>> Start Material shown
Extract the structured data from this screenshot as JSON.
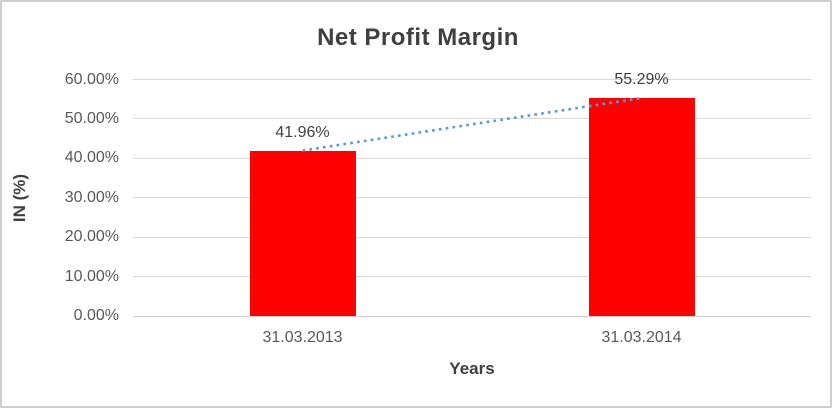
{
  "chart_data": {
    "type": "bar",
    "title": "Net Profit Margin",
    "xlabel": "Years",
    "ylabel": "IN (%)",
    "categories": [
      "31.03.2013",
      "31.03.2014"
    ],
    "values": [
      41.96,
      55.29
    ],
    "data_labels": [
      "41.96%",
      "55.29%"
    ],
    "ylim": [
      0,
      60
    ],
    "ytick_step": 10,
    "ytick_labels": [
      "0.00%",
      "10.00%",
      "20.00%",
      "30.00%",
      "40.00%",
      "50.00%",
      "60.00%"
    ],
    "grid": "horizontal-on",
    "legend": "none",
    "trendline": {
      "type": "linear",
      "style": "dotted",
      "color": "#5b9bd5",
      "from_value": 41.96,
      "to_value": 55.29
    },
    "colors": {
      "bar": "#ff0000",
      "gridline": "#d9d9d9",
      "axis_text": "#595959",
      "title_text": "#404040",
      "data_label_text": "#404040",
      "trendline": "#5b9bd5",
      "border": "#d0cece",
      "background": "#ffffff"
    }
  }
}
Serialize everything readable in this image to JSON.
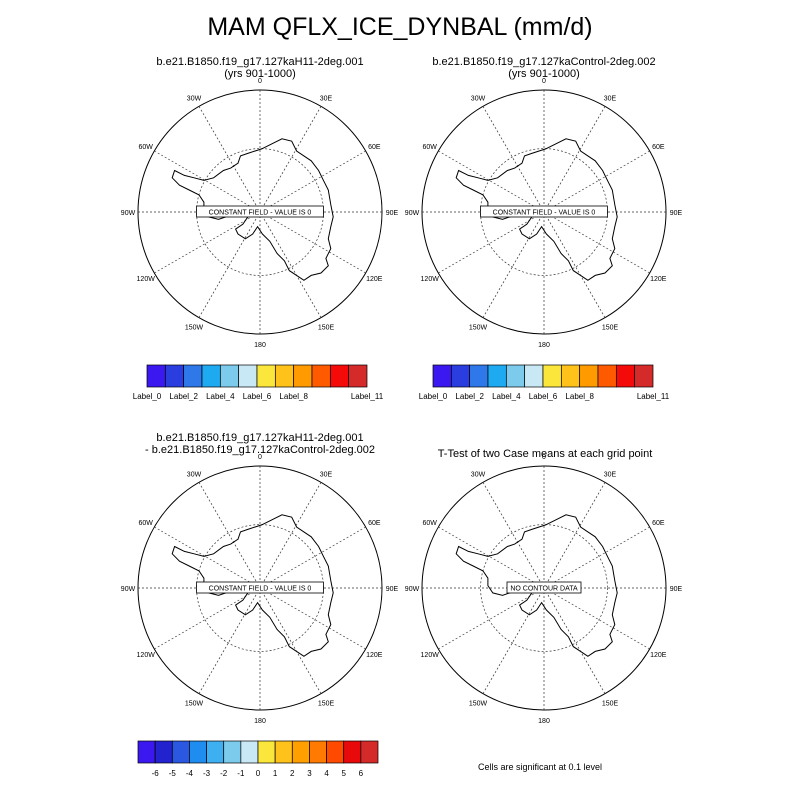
>> End Material shown
Go through the material above and copy each line that has the word "this".

◆ **Final result**
Extract the structured data from this screenshot as JSON.
Serialize everything readable in this image to JSON.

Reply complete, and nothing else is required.